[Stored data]
⟨
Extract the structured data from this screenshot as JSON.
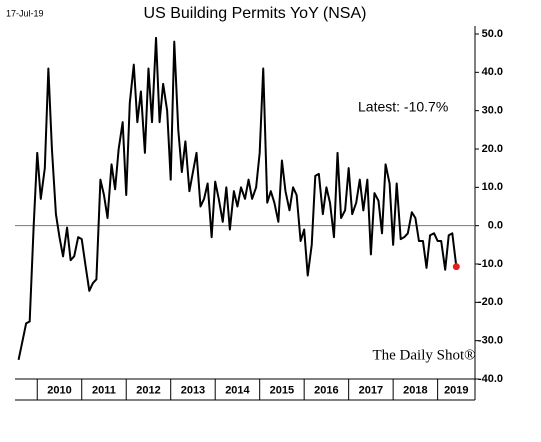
{
  "chart_data": {
    "type": "line",
    "title": "US Building Permits YoY (NSA)",
    "date": "17-Jul-19",
    "annotation": "Latest:  -10.7%",
    "source": "The Daily Shot®",
    "color": "#000000",
    "last_point_color": "#e02020",
    "x": [
      2009.58,
      2009.67,
      2009.75,
      2009.83,
      2009.92,
      2010.0,
      2010.08,
      2010.17,
      2010.25,
      2010.33,
      2010.42,
      2010.5,
      2010.58,
      2010.67,
      2010.75,
      2010.83,
      2010.92,
      2011.0,
      2011.08,
      2011.17,
      2011.25,
      2011.33,
      2011.42,
      2011.5,
      2011.58,
      2011.67,
      2011.75,
      2011.83,
      2011.92,
      2012.0,
      2012.08,
      2012.17,
      2012.25,
      2012.33,
      2012.42,
      2012.5,
      2012.58,
      2012.67,
      2012.75,
      2012.83,
      2012.92,
      2013.0,
      2013.08,
      2013.17,
      2013.25,
      2013.33,
      2013.42,
      2013.5,
      2013.58,
      2013.67,
      2013.75,
      2013.83,
      2013.92,
      2014.0,
      2014.08,
      2014.17,
      2014.25,
      2014.33,
      2014.42,
      2014.5,
      2014.58,
      2014.67,
      2014.75,
      2014.83,
      2014.92,
      2015.0,
      2015.08,
      2015.17,
      2015.25,
      2015.33,
      2015.42,
      2015.5,
      2015.58,
      2015.67,
      2015.75,
      2015.83,
      2015.92,
      2016.0,
      2016.08,
      2016.17,
      2016.25,
      2016.33,
      2016.42,
      2016.5,
      2016.58,
      2016.67,
      2016.75,
      2016.83,
      2016.92,
      2017.0,
      2017.08,
      2017.17,
      2017.25,
      2017.33,
      2017.42,
      2017.5,
      2017.58,
      2017.67,
      2017.75,
      2017.83,
      2017.92,
      2018.0,
      2018.08,
      2018.17,
      2018.25,
      2018.33,
      2018.42,
      2018.5,
      2018.58,
      2018.67,
      2018.75,
      2018.83,
      2018.92,
      2019.0,
      2019.08,
      2019.17,
      2019.25,
      2019.33,
      2019.42
    ],
    "values": [
      -35,
      -30,
      -25.5,
      -25,
      0,
      19,
      7,
      15,
      41,
      20,
      3,
      -3,
      -8,
      -0.5,
      -9,
      -8,
      -3,
      -3.5,
      -10,
      -17,
      -15,
      -14,
      12,
      8,
      2,
      16,
      9.5,
      20,
      27,
      8,
      32,
      42,
      27,
      35,
      19,
      41,
      27,
      49,
      27,
      37,
      30,
      12,
      48,
      25,
      14,
      22,
      9,
      14,
      19,
      5,
      7,
      11,
      -3,
      11.5,
      7,
      1,
      10,
      -1,
      9,
      5,
      10,
      7,
      12,
      7,
      10,
      19,
      41,
      6,
      9,
      6,
      1,
      17,
      9,
      4,
      10,
      8,
      -4,
      -1,
      -13,
      -5,
      13,
      13.5,
      3,
      10,
      6,
      -3,
      19,
      2,
      4,
      15,
      3,
      6,
      12,
      4,
      12,
      -7.5,
      8.5,
      6.5,
      -2,
      16,
      11,
      -5,
      11,
      -3.5,
      -3,
      -2,
      3.5,
      2,
      -4,
      -4,
      -11,
      -2.5,
      -2,
      -4,
      -4,
      -11.5,
      -2.5,
      -2,
      -10.7
    ],
    "xlim": [
      2009.5,
      2019.84
    ],
    "xticks": [
      2010,
      2011,
      2012,
      2013,
      2014,
      2015,
      2016,
      2017,
      2018,
      2019
    ],
    "ylim": [
      -40,
      50
    ],
    "yticks": [
      {
        "value": 50,
        "label": "50.0"
      },
      {
        "value": 40,
        "label": "40.0"
      },
      {
        "value": 30,
        "label": "30.0"
      },
      {
        "value": 20,
        "label": "20.0"
      },
      {
        "value": 10,
        "label": "10.0"
      },
      {
        "value": 0,
        "label": "0.0"
      },
      {
        "value": -10,
        "label": "-10.0"
      },
      {
        "value": -20,
        "label": "-20.0"
      },
      {
        "value": -30,
        "label": "-30.0"
      },
      {
        "value": -40,
        "label": "-40.0"
      }
    ],
    "grid": false
  }
}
⟩
Direction: Reproduce the entries exactly. Do not carry over any picture.

Response below:
Extract the structured data from this screenshot as JSON.
{
  "chart_data": {
    "type": "line",
    "title": "US Building Permits YoY (NSA)",
    "date": "17-Jul-19",
    "annotation": "Latest:  -10.7%",
    "source": "The Daily Shot®",
    "color": "#000000",
    "last_point_color": "#e02020",
    "x": [
      2009.58,
      2009.67,
      2009.75,
      2009.83,
      2009.92,
      2010.0,
      2010.08,
      2010.17,
      2010.25,
      2010.33,
      2010.42,
      2010.5,
      2010.58,
      2010.67,
      2010.75,
      2010.83,
      2010.92,
      2011.0,
      2011.08,
      2011.17,
      2011.25,
      2011.33,
      2011.42,
      2011.5,
      2011.58,
      2011.67,
      2011.75,
      2011.83,
      2011.92,
      2012.0,
      2012.08,
      2012.17,
      2012.25,
      2012.33,
      2012.42,
      2012.5,
      2012.58,
      2012.67,
      2012.75,
      2012.83,
      2012.92,
      2013.0,
      2013.08,
      2013.17,
      2013.25,
      2013.33,
      2013.42,
      2013.5,
      2013.58,
      2013.67,
      2013.75,
      2013.83,
      2013.92,
      2014.0,
      2014.08,
      2014.17,
      2014.25,
      2014.33,
      2014.42,
      2014.5,
      2014.58,
      2014.67,
      2014.75,
      2014.83,
      2014.92,
      2015.0,
      2015.08,
      2015.17,
      2015.25,
      2015.33,
      2015.42,
      2015.5,
      2015.58,
      2015.67,
      2015.75,
      2015.83,
      2015.92,
      2016.0,
      2016.08,
      2016.17,
      2016.25,
      2016.33,
      2016.42,
      2016.5,
      2016.58,
      2016.67,
      2016.75,
      2016.83,
      2016.92,
      2017.0,
      2017.08,
      2017.17,
      2017.25,
      2017.33,
      2017.42,
      2017.5,
      2017.58,
      2017.67,
      2017.75,
      2017.83,
      2017.92,
      2018.0,
      2018.08,
      2018.17,
      2018.25,
      2018.33,
      2018.42,
      2018.5,
      2018.58,
      2018.67,
      2018.75,
      2018.83,
      2018.92,
      2019.0,
      2019.08,
      2019.17,
      2019.25,
      2019.33,
      2019.42
    ],
    "values": [
      -35,
      -30,
      -25.5,
      -25,
      0,
      19,
      7,
      15,
      41,
      20,
      3,
      -3,
      -8,
      -0.5,
      -9,
      -8,
      -3,
      -3.5,
      -10,
      -17,
      -15,
      -14,
      12,
      8,
      2,
      16,
      9.5,
      20,
      27,
      8,
      32,
      42,
      27,
      35,
      19,
      41,
      27,
      49,
      27,
      37,
      30,
      12,
      48,
      25,
      14,
      22,
      9,
      14,
      19,
      5,
      7,
      11,
      -3,
      11.5,
      7,
      1,
      10,
      -1,
      9,
      5,
      10,
      7,
      12,
      7,
      10,
      19,
      41,
      6,
      9,
      6,
      1,
      17,
      9,
      4,
      10,
      8,
      -4,
      -1,
      -13,
      -5,
      13,
      13.5,
      3,
      10,
      6,
      -3,
      19,
      2,
      4,
      15,
      3,
      6,
      12,
      4,
      12,
      -7.5,
      8.5,
      6.5,
      -2,
      16,
      11,
      -5,
      11,
      -3.5,
      -3,
      -2,
      3.5,
      2,
      -4,
      -4,
      -11,
      -2.5,
      -2,
      -4,
      -4,
      -11.5,
      -2.5,
      -2,
      -10.7
    ],
    "xlim": [
      2009.5,
      2019.84
    ],
    "xticks": [
      2010,
      2011,
      2012,
      2013,
      2014,
      2015,
      2016,
      2017,
      2018,
      2019
    ],
    "ylim": [
      -40,
      50
    ],
    "yticks": [
      {
        "value": 50,
        "label": "50.0"
      },
      {
        "value": 40,
        "label": "40.0"
      },
      {
        "value": 30,
        "label": "30.0"
      },
      {
        "value": 20,
        "label": "20.0"
      },
      {
        "value": 10,
        "label": "10.0"
      },
      {
        "value": 0,
        "label": "0.0"
      },
      {
        "value": -10,
        "label": "-10.0"
      },
      {
        "value": -20,
        "label": "-20.0"
      },
      {
        "value": -30,
        "label": "-30.0"
      },
      {
        "value": -40,
        "label": "-40.0"
      }
    ],
    "grid": false
  }
}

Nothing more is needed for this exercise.